**WHAT YOU SHOULD DO**. Transcribe the records verbatim, images excluded.

**DATASET CONTENT**.
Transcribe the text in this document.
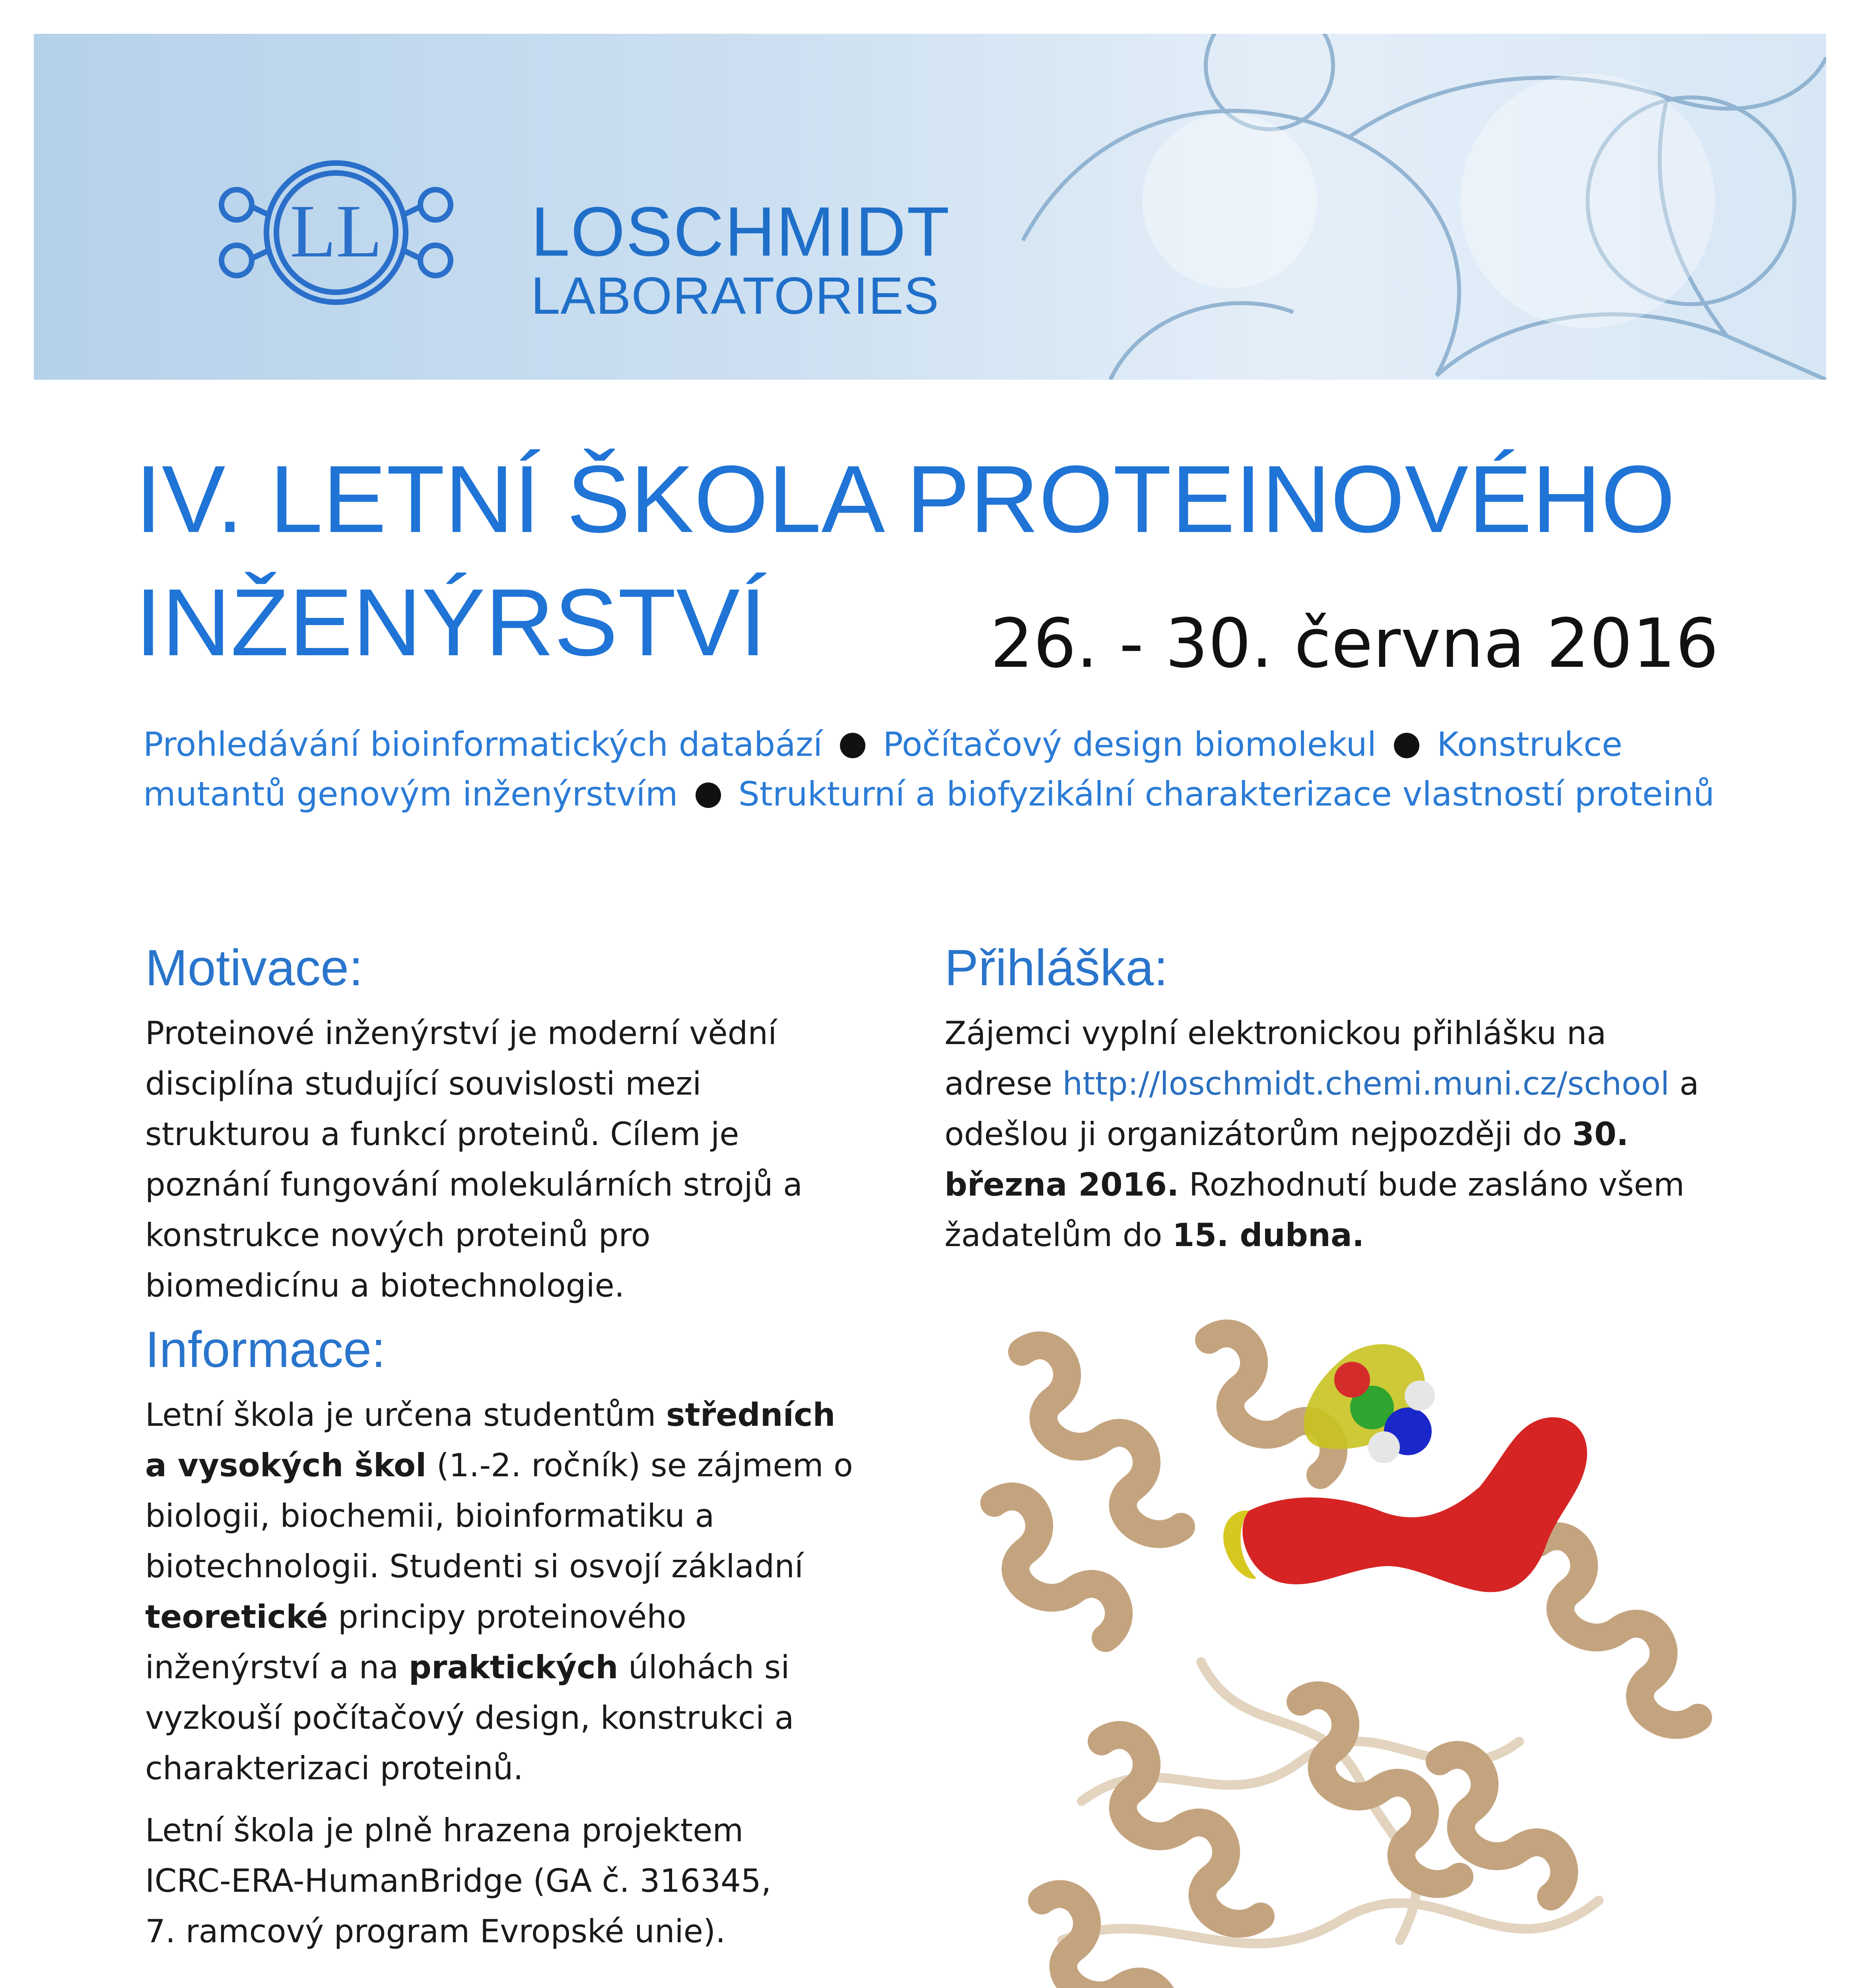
LL LOSCHMIDT
LABORATORIES
IV. LETNÍ ŠKOLA PROTEINOVÉHO
INŽENÝRSTVÍ	26. - 30. června 2016
Prohledávání bioinformatických databází Počítačový design biomolekul Konstrukce mutantů genovým inženýrstvím Strukturní a biofyzikální charakterizace vlastností proteinů
Motivace:

Proteinové inženýrství je moderní vědní disciplína studující souvislosti mezi strukturou a funkcí proteinů. Cílem je poznání fungování molekulárních strojů a konstrukce nových proteinů pro biomedicínu a biotechnologie.

Přihláška:

Zájemci vyplní elektronickou přihlášku na adrese http://loschmidt.chemi.muni.cz/school a odešlou ji organizátorům nejpozději do 30. března 2016. Rozhodnutí bude zasláno všem žadatelům do 15. dubna.

Informace:

Letní škola je určena studentům středních a vysokých škol (1.-2. ročník) se zájmem o biologii, biochemii, bioinformatiku a biotechnologii. Studenti si osvojí základní teoretické principy proteinového inženýrství a na praktických úlohách si vyzkouší počítačový design, konstrukci a charakterizaci proteinů.

Letní škola je plně hrazena projektem
ICRC-ERA-HumanBridge (GA č. 316345,
7. ramcový program Evropské unie).
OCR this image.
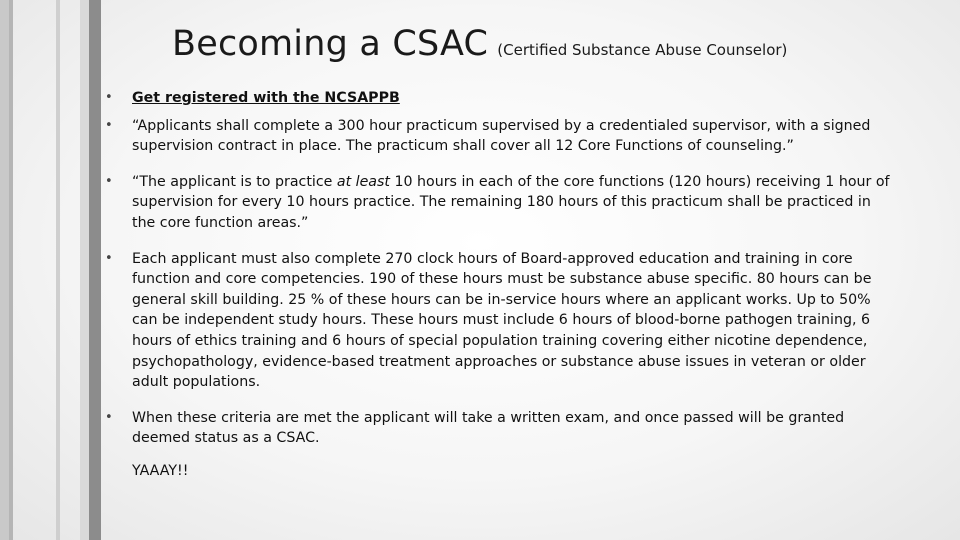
Becoming a CSAC (Certified Substance Abuse Counselor)
• Get registered with the NCSAPPB
• “Applicants shall complete a 300 hour practicum supervised by a credentialed supervisor, with a signed supervision contract in place. The practicum shall cover all 12 Core Functions of counseling.”
• “The applicant is to practice at least 10 hours in each of the core functions (120 hours) receiving 1 hour of supervision for every 10 hours practice. The remaining 180 hours of this practicum shall be practiced in the core function areas.”
• Each applicant must also complete 270 clock hours of Board-approved education and training in core function and core competencies. 190 of these hours must be substance abuse specific. 80 hours can be general skill building. 25 % of these hours can be in-service hours where an applicant works. Up to 50% can be independent study hours. These hours must include 6 hours of blood-borne pathogen training, 6 hours of ethics training and 6 hours of special population training covering either nicotine dependence, psychopathology, evidence-based treatment approaches or substance abuse issues in veteran or older adult populations.
• When these criteria are met the applicant will take a written exam, and once passed will be granted deemed status as a CSAC.
YAAAY!!
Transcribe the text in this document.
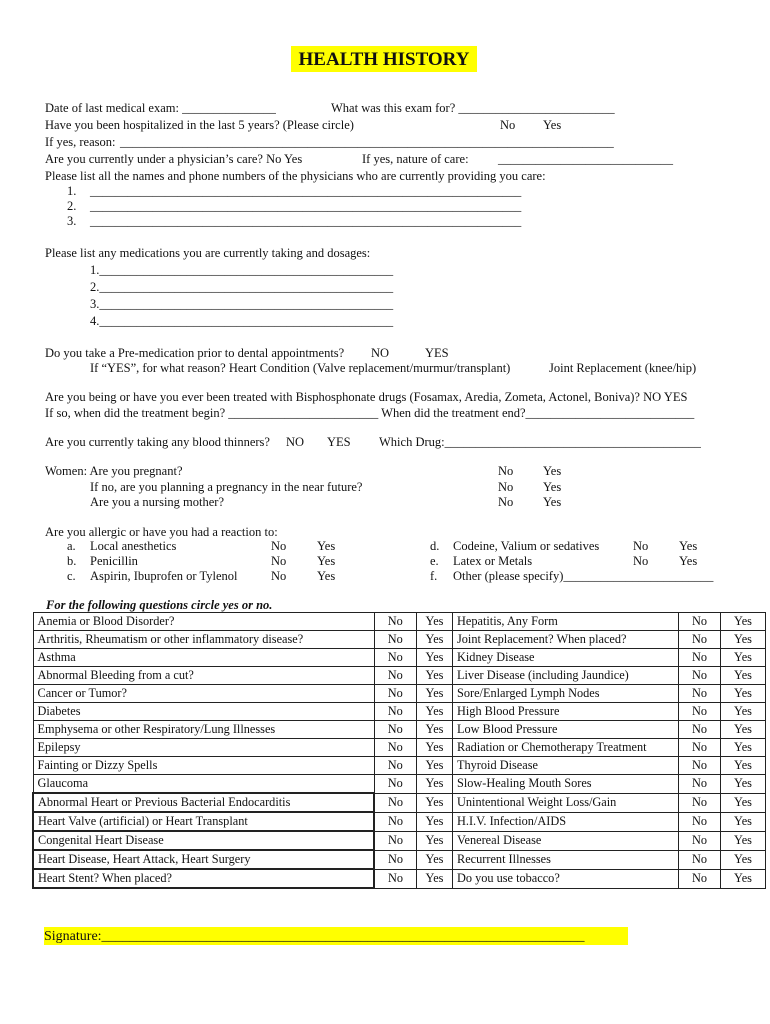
HEALTH HISTORY
Date of last medical exam: _______________	What was this exam for? _________________________
Have you been hospitalized in the last 5 years? (Please circle)	No Yes
If yes, reason: _______________________________________________________________________________
Are you currently under a physician’s care? No Yes	If yes, nature of care: ____________________________
Please list all the names and phone numbers of the physicians who are currently providing you care:
1. _____________________________________________________________________
2. _____________________________________________________________________
3. _____________________________________________________________________
Please list any medications you are currently taking and dosages:
1._______________________________________________
2._______________________________________________
3._______________________________________________
4._______________________________________________
Do you take a Pre-medication prior to dental appointments? NO	YES
If “YES”, for what reason? Heart Condition (Valve replacement/murmur/transplant)	Joint Replacement (knee/hip)
Are you being or have you ever been treated with Bisphosphonate drugs (Fosamax, Aredia, Zometa, Actonel, Boniva)? NO YES
If so, when did the treatment begin? ________________________ When did the treatment end?___________________________
Are you currently taking any blood thinners? NO YES Which Drug:_________________________________________
Women: Are you pregnant?	No Yes
If no, are you planning a pregnancy in the near future?	No Yes
Are you a nursing mother?	No Yes
Are you allergic or have you had a reaction to:
a. Local anesthetics	No Yes
b. Penicillin	No Yes
c. Aspirin, Ibuprofen or Tylenol	No Yes
d. Codeine, Valium or sedatives	No Yes
e. Latex or Metals	No Yes
f. Other (please specify)________________________
For the following questions circle yes or no.
Anemia or Blood Disorder?	No	Yes	Hepatitis, Any Form	No	Yes
Arthritis, Rheumatism or other inflammatory disease?	No	Yes	Joint Replacement? When placed?	No	Yes
Asthma	No	Yes	Kidney Disease	No	Yes
Abnormal Bleeding from a cut?	No	Yes	Liver Disease (including Jaundice)	No	Yes
Cancer or Tumor?	No	Yes	Sore/Enlarged Lymph Nodes	No	Yes
Diabetes	No	Yes	High Blood Pressure	No	Yes
Emphysema or other Respiratory/Lung Illnesses	No	Yes	Low Blood Pressure	No	Yes
Epilepsy	No	Yes	Radiation or Chemotherapy Treatment	No	Yes
Fainting or Dizzy Spells	No	Yes	Thyroid Disease	No	Yes
Glaucoma	No	Yes	Slow-Healing Mouth Sores	No	Yes
Abnormal Heart or Previous Bacterial Endocarditis	No	Yes	Unintentional Weight Loss/Gain	No	Yes
Heart Valve (artificial) or Heart Transplant	No	Yes	H.I.V. Infection/AIDS	No	Yes
Congenital Heart Disease	No	Yes	Venereal Disease	No	Yes
Heart Disease, Heart Attack, Heart Surgery	No	Yes	Recurrent Illnesses	No	Yes
Heart Stent? When placed?	No	Yes	Do you use tobacco?	No	Yes
Signature:_____________________________________________________________________
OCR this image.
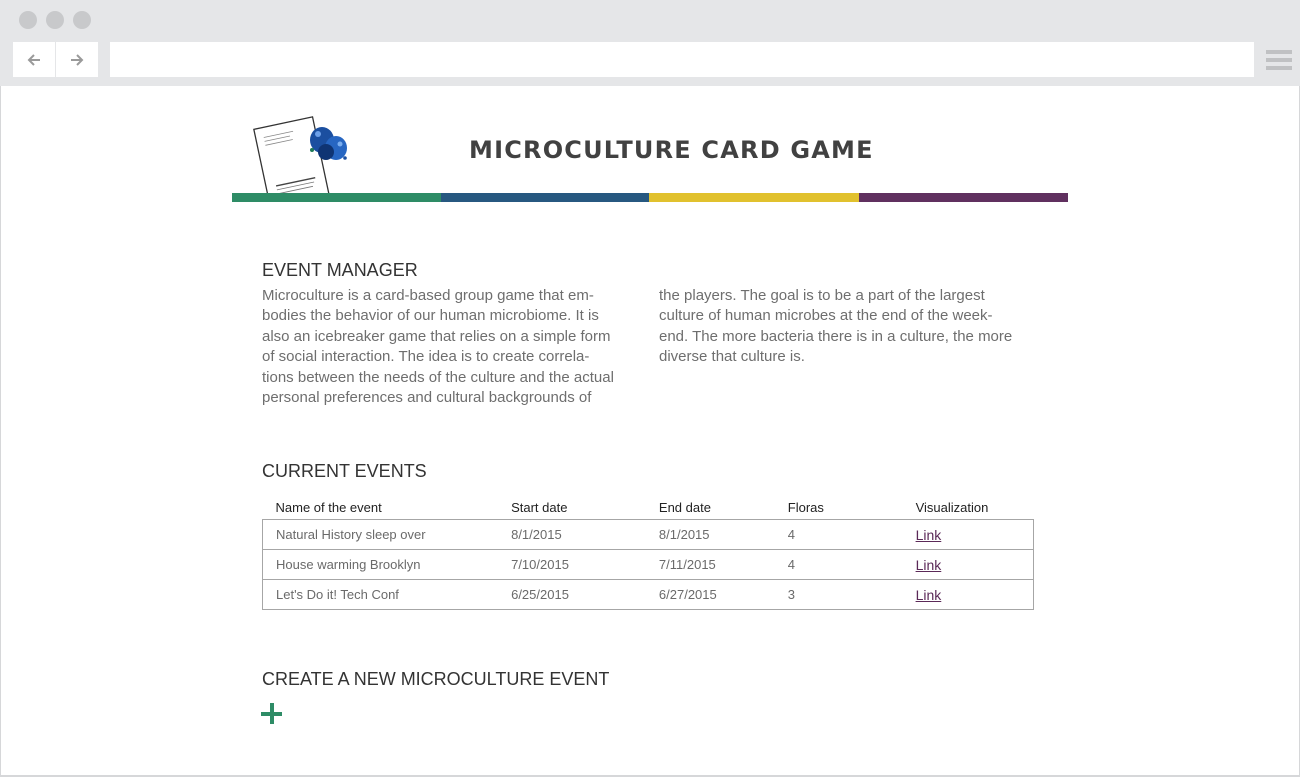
MICROCULTURE CARD GAME
EVENT MANAGER

Microculture is a card-based group game that em-
bodies the behavior of our human microbiome. It is
also an icebreaker game that relies on a simple form
of social interaction. The idea is to create correla-
tions between the needs of the culture and the actual
personal preferences and cultural backgrounds of

the players. The goal is to be a part of the largest
culture of human microbes at the end of the week-
end. The more bacteria there is in a culture, the more
diverse that culture is.

CURRENT EVENTS
Name of the event	Start date	End date	Floras	Visualization
Natural History sleep over	8/1/2015	8/1/2015	4	Link
House warming Brooklyn	7/10/2015	7/11/2015	4	Link
Let's Do it! Tech Conf	6/25/2015	6/27/2015	3	Link
CREATE A NEW MICROCULTURE EVENT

**TASK ANSWER**.
Transcribe the text in this document.
LL LOSCHMIDT
LABORATORIES
IV. LETNÍ ŠKOLA PROTEINOVÉHO
INŽENÝRSTVÍ	26. - 30. června 2016
Prohledávání bioinformatických databází Počítačový design biomolekul Konstrukce mutantů genovým inženýrstvím Strukturní a biofyzikální charakterizace vlastností proteinů
Motivace:

Proteinové inženýrství je moderní vědní disciplína studující souvislosti mezi strukturou a funkcí proteinů. Cílem je poznání fungování molekulárních strojů a konstrukce nových proteinů pro biomedicínu a biotechnologie.

Přihláška:

Zájemci vyplní elektronickou přihlášku na adrese http://loschmidt.chemi.muni.cz/school a odešlou ji organizátorům nejpozději do 30. března 2016. Rozhodnutí bude zasláno všem žadatelům do 15. dubna.

Informace:

Letní škola je určena studentům středních a vysokých škol (1.-2. ročník) se zájmem o biologii, biochemii, bioinformatiku a biotechnologii. Studenti si osvojí základní teoretické principy proteinového inženýrství a na praktických úlohách si vyzkouší počítačový design, konstrukci a charakterizaci proteinů.

Letní škola je plně hrazena projektem
ICRC-ERA-HumanBridge (GA č. 316345,
7. ramcový program Evropské unie).
OCR this image.
Becoming a CSAC (Certified Substance Abuse Counselor)
• Get registered with the NCSAPPB
• “Applicants shall complete a 300 hour practicum supervised by a credentialed supervisor, with a signed supervision contract in place. The practicum shall cover all 12 Core Functions of counseling.”
• “The applicant is to practice at least 10 hours in each of the core functions (120 hours) receiving 1 hour of supervision for every 10 hours practice. The remaining 180 hours of this practicum shall be practiced in the core function areas.”
• Each applicant must also complete 270 clock hours of Board-approved education and training in core function and core competencies. 190 of these hours must be substance abuse specific. 80 hours can be general skill building. 25 % of these hours can be in-service hours where an applicant works. Up to 50% can be independent study hours. These hours must include 6 hours of blood-borne pathogen training, 6 hours of ethics training and 6 hours of special population training covering either nicotine dependence, psychopathology, evidence-based treatment approaches or substance abuse issues in veteran or older adult populations.
• When these criteria are met the applicant will take a written exam, and once passed will be granted deemed status as a CSAC.
YAAAY!!
Transcribe the text in this document.
HEALTH HISTORY
Date of last medical exam: _______________	What was this exam for? _________________________
Have you been hospitalized in the last 5 years? (Please circle)	No Yes
If yes, reason: _______________________________________________________________________________
Are you currently under a physician’s care? No Yes	If yes, nature of care: ____________________________
Please list all the names and phone numbers of the physicians who are currently providing you care:
1. _____________________________________________________________________
2. _____________________________________________________________________
3. _____________________________________________________________________
Please list any medications you are currently taking and dosages:
1._______________________________________________
2._______________________________________________
3._______________________________________________
4._______________________________________________
Do you take a Pre-medication prior to dental appointments? NO	YES
If “YES”, for what reason? Heart Condition (Valve replacement/murmur/transplant)	Joint Replacement (knee/hip)
Are you being or have you ever been treated with Bisphosphonate drugs (Fosamax, Aredia, Zometa, Actonel, Boniva)? NO YES
If so, when did the treatment begin? ________________________ When did the treatment end?___________________________
Are you currently taking any blood thinners? NO YES Which Drug:_________________________________________
Women: Are you pregnant?	No Yes
If no, are you planning a pregnancy in the near future?	No Yes
Are you a nursing mother?	No Yes
Are you allergic or have you had a reaction to:
a. Local anesthetics	No Yes
b. Penicillin	No Yes
c. Aspirin, Ibuprofen or Tylenol	No Yes
d. Codeine, Valium or sedatives	No Yes
e. Latex or Metals	No Yes
f. Other (please specify)________________________
For the following questions circle yes or no.
Anemia or Blood Disorder?	No	Yes	Hepatitis, Any Form	No	Yes
Arthritis, Rheumatism or other inflammatory disease?	No	Yes	Joint Replacement? When placed?	No	Yes
Asthma	No	Yes	Kidney Disease	No	Yes
Abnormal Bleeding from a cut?	No	Yes	Liver Disease (including Jaundice)	No	Yes
Cancer or Tumor?	No	Yes	Sore/Enlarged Lymph Nodes	No	Yes
Diabetes	No	Yes	High Blood Pressure	No	Yes
Emphysema or other Respiratory/Lung Illnesses	No	Yes	Low Blood Pressure	No	Yes
Epilepsy	No	Yes	Radiation or Chemotherapy Treatment	No	Yes
Fainting or Dizzy Spells	No	Yes	Thyroid Disease	No	Yes
Glaucoma	No	Yes	Slow-Healing Mouth Sores	No	Yes
Abnormal Heart or Previous Bacterial Endocarditis	No	Yes	Unintentional Weight Loss/Gain	No	Yes
Heart Valve (artificial) or Heart Transplant	No	Yes	H.I.V. Infection/AIDS	No	Yes
Congenital Heart Disease	No	Yes	Venereal Disease	No	Yes
Heart Disease, Heart Attack, Heart Surgery	No	Yes	Recurrent Illnesses	No	Yes
Heart Stent? When placed?	No	Yes	Do you use tobacco?	No	Yes
Signature:_____________________________________________________________________
OCR this image.
MICROCULTURE CARD GAME
EVENT MANAGER

Microculture is a card-based group game that em-
bodies the behavior of our human microbiome. It is
also an icebreaker game that relies on a simple form
of social interaction. The idea is to create correla-
tions between the needs of the culture and the actual
personal preferences and cultural backgrounds of

the players. The goal is to be a part of the largest
culture of human microbes at the end of the week-
end. The more bacteria there is in a culture, the more
diverse that culture is.

CURRENT EVENTS
Name of the event	Start date	End date	Floras	Visualization
Natural History sleep over	8/1/2015	8/1/2015	4	Link
House warming Brooklyn	7/10/2015	7/11/2015	4	Link
Let's Do it! Tech Conf	6/25/2015	6/27/2015	3	Link
CREATE A NEW MICROCULTURE EVENT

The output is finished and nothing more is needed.